## Aim of the exercise:
Extract every line where the string "this" appears.

--- START Entries ---

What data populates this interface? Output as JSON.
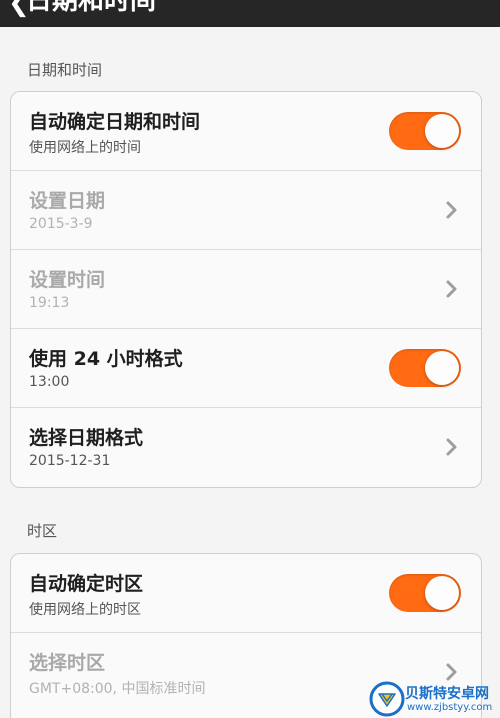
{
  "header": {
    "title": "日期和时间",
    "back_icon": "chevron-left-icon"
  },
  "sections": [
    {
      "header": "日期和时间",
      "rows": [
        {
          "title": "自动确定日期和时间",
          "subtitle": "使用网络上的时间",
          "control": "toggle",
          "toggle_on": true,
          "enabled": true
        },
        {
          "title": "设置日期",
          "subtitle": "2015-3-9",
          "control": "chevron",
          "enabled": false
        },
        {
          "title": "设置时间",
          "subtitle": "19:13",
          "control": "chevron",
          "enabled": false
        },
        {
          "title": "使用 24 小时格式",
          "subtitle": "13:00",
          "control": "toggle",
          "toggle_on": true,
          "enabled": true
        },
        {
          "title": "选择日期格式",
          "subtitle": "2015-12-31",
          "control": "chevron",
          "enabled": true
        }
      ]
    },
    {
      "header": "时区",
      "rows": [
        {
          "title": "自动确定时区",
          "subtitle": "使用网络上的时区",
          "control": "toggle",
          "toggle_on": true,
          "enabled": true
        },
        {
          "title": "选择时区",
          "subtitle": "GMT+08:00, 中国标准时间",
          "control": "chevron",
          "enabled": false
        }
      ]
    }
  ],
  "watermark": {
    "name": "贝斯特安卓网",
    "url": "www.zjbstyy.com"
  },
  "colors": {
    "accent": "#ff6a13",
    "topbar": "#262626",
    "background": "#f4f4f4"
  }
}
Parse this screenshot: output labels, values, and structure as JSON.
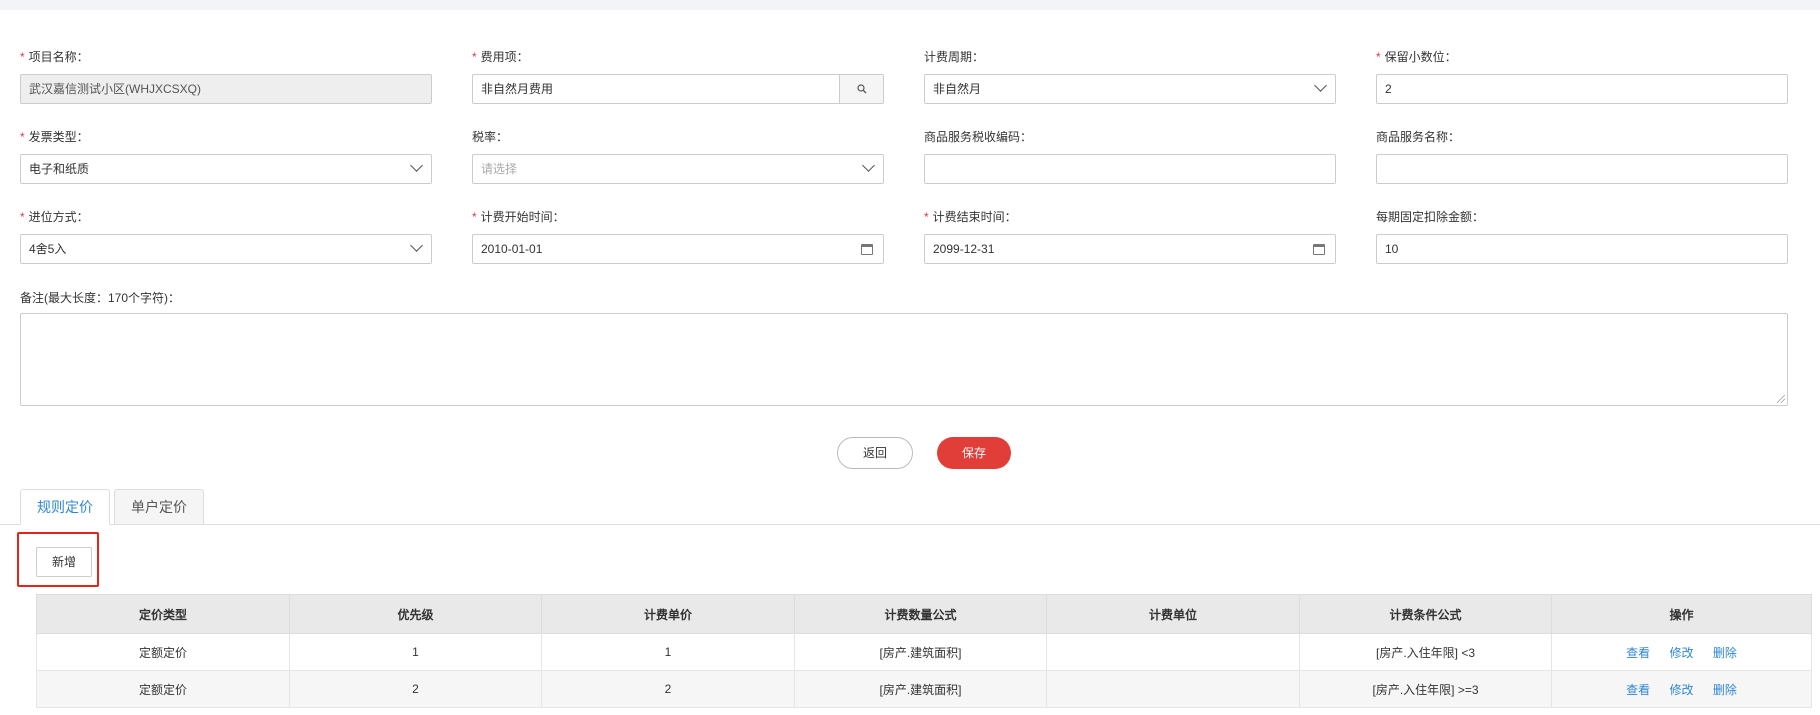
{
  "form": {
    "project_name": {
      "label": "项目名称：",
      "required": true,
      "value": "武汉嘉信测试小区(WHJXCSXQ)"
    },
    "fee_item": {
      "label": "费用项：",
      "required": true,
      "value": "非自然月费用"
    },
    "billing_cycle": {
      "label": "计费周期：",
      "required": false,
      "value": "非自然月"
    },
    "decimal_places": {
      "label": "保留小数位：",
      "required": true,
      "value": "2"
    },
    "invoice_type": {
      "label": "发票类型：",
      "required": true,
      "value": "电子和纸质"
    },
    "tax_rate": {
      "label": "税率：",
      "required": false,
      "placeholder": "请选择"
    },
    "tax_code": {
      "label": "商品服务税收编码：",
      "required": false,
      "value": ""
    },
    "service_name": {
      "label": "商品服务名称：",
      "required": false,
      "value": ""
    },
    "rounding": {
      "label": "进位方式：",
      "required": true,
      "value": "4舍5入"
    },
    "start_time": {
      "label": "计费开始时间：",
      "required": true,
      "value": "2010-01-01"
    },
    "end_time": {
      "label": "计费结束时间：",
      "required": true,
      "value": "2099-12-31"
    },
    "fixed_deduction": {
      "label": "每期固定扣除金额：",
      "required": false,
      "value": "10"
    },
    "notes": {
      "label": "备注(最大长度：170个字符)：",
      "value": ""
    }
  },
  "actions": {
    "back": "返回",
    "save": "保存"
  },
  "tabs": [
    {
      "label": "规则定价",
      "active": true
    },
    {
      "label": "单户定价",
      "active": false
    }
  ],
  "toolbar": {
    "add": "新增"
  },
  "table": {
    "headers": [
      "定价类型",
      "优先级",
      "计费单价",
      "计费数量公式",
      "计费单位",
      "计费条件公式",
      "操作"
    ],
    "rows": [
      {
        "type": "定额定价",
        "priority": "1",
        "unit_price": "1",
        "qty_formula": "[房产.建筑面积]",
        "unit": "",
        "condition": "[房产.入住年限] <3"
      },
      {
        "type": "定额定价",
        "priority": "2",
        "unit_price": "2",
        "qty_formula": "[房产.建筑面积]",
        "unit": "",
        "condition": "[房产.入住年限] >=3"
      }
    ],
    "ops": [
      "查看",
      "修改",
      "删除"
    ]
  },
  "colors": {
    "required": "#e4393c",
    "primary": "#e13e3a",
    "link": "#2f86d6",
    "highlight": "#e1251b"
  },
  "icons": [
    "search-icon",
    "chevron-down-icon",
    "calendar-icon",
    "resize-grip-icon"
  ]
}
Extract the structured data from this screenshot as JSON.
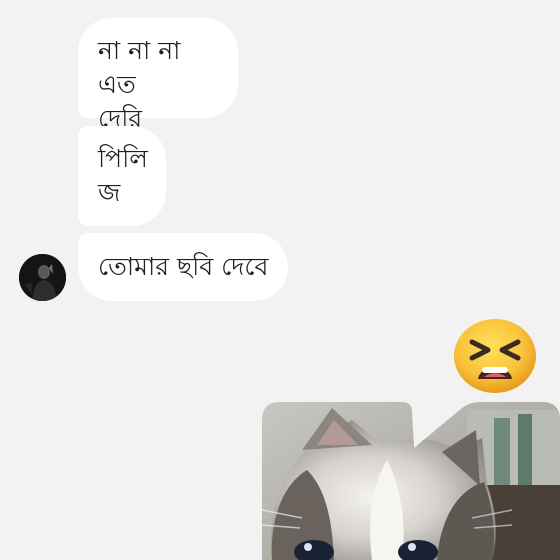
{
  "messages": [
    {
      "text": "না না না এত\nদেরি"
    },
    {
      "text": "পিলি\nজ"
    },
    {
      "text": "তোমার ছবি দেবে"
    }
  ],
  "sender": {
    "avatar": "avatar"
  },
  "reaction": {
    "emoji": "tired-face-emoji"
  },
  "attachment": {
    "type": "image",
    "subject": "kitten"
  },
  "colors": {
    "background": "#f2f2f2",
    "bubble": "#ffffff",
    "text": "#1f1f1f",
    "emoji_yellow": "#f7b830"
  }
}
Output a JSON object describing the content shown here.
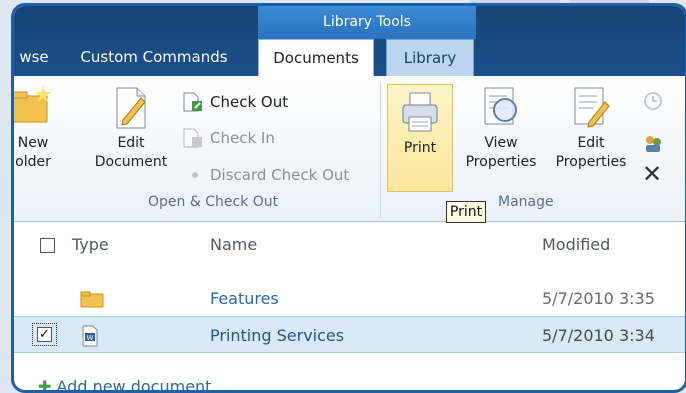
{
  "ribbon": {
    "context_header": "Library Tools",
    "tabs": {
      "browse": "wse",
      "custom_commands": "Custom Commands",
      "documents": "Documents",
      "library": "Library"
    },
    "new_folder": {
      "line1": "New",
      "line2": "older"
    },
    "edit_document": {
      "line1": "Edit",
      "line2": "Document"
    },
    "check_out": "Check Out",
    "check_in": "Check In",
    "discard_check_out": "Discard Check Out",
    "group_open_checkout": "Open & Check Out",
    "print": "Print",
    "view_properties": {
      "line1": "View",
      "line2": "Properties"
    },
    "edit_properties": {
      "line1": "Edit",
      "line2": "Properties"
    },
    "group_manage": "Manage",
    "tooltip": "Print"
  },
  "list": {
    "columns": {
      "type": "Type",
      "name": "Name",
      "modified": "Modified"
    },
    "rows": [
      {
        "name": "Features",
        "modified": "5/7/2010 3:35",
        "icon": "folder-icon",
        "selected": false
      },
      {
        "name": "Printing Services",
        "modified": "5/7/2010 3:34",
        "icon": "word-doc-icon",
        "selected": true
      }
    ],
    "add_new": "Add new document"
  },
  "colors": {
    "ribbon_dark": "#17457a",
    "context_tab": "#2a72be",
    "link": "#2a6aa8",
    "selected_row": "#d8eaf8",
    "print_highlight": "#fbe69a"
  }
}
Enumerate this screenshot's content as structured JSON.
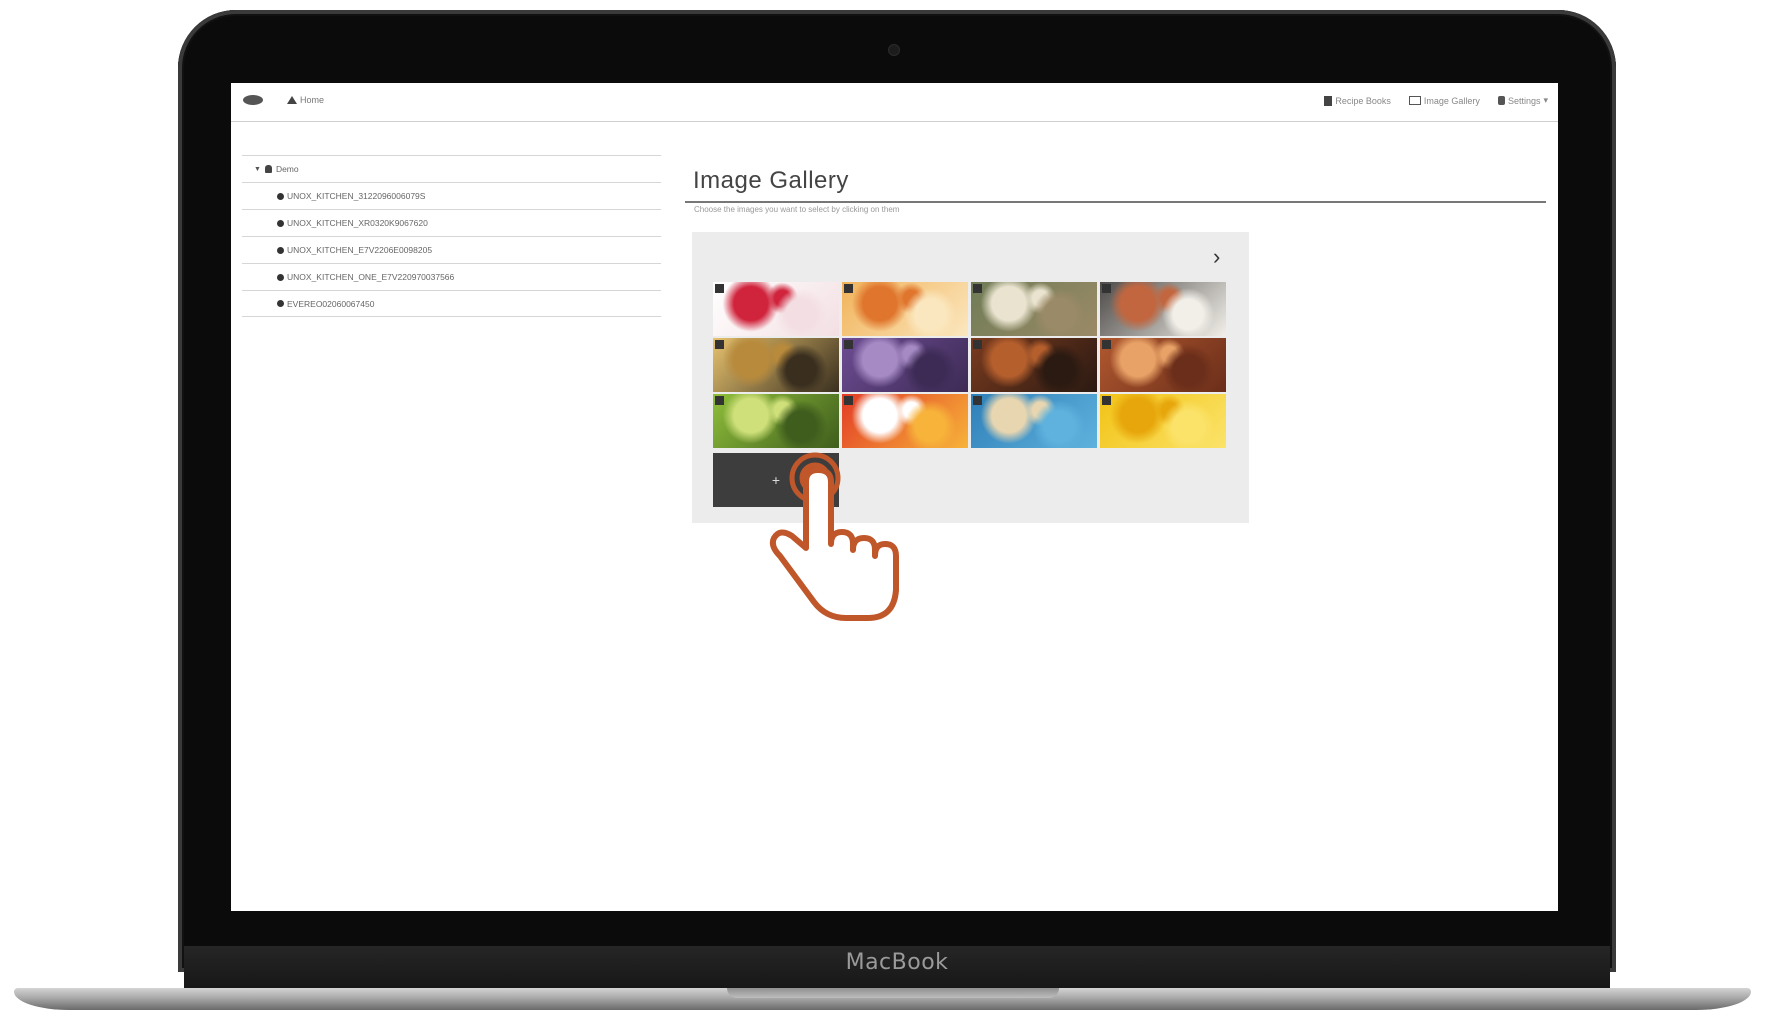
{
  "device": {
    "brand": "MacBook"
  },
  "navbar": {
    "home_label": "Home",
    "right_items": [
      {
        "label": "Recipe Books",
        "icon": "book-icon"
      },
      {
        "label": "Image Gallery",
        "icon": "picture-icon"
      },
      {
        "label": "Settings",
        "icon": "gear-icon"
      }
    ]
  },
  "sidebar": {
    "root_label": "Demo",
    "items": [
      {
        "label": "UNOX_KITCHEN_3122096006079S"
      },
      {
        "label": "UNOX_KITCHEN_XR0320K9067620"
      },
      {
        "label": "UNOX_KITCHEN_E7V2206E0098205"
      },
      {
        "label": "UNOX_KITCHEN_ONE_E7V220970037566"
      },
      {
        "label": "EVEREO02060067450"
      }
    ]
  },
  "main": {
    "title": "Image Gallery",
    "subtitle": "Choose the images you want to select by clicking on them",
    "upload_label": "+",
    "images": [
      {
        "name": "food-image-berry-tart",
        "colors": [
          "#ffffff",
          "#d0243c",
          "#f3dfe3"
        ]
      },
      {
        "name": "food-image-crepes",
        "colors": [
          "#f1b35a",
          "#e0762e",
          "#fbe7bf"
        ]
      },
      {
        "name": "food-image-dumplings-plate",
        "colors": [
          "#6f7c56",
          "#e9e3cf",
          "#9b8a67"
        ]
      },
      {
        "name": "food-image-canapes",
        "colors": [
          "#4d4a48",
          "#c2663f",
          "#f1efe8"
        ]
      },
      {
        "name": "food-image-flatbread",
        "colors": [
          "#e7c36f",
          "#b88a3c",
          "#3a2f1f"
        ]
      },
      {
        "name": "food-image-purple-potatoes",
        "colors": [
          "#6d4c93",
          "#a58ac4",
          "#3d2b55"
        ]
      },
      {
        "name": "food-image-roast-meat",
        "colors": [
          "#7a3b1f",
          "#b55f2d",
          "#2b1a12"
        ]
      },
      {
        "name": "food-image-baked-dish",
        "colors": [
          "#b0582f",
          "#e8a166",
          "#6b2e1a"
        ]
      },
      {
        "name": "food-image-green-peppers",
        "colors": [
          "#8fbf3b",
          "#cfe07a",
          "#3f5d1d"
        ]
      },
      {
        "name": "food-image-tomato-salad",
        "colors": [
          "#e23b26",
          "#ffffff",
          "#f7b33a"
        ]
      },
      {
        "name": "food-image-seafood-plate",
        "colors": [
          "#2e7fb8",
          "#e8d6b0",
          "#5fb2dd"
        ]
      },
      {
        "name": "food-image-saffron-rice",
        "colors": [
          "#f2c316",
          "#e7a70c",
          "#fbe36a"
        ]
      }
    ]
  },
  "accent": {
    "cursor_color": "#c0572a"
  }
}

--- END Entries ---

## Solution to the exercise:
What data populates this interface? Output as JSON.
Parse this screenshot: output labels, values, and structure as JSON.
Extract the structured data from this screenshot as JSON.
Enumerate this screenshot's content as structured JSON.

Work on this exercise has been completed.